Pick out the lines below that contain the string "document" and copy them all.

··········

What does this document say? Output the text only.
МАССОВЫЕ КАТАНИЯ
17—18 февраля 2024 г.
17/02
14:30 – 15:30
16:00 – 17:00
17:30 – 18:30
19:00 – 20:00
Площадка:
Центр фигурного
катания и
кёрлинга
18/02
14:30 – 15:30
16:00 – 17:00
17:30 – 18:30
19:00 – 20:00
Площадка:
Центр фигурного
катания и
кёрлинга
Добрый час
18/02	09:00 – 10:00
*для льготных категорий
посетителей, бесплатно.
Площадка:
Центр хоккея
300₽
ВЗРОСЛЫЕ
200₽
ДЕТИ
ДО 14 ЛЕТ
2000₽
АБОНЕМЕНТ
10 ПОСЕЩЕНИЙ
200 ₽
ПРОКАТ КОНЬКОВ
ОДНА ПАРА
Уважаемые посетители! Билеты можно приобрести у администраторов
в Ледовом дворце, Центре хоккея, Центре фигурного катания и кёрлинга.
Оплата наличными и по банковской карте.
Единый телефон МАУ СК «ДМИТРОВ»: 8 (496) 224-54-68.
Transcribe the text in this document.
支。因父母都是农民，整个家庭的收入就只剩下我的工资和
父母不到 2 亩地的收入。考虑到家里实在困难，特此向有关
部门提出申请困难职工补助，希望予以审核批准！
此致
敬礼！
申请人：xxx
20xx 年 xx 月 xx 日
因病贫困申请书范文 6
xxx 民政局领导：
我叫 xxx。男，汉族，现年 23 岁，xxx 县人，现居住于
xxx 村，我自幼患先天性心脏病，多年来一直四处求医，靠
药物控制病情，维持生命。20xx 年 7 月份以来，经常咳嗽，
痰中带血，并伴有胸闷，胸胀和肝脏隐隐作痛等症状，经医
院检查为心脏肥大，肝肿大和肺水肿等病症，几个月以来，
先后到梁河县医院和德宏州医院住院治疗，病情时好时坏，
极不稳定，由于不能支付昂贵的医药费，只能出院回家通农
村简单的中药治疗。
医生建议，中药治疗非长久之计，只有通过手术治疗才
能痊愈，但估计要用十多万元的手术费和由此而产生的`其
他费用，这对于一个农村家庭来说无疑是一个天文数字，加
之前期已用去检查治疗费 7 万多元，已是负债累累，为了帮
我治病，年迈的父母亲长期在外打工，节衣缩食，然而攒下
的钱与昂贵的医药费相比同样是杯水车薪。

··········

• TASK OUTPUT
What does this document say? Output the text only.
Transcribe the text in this document.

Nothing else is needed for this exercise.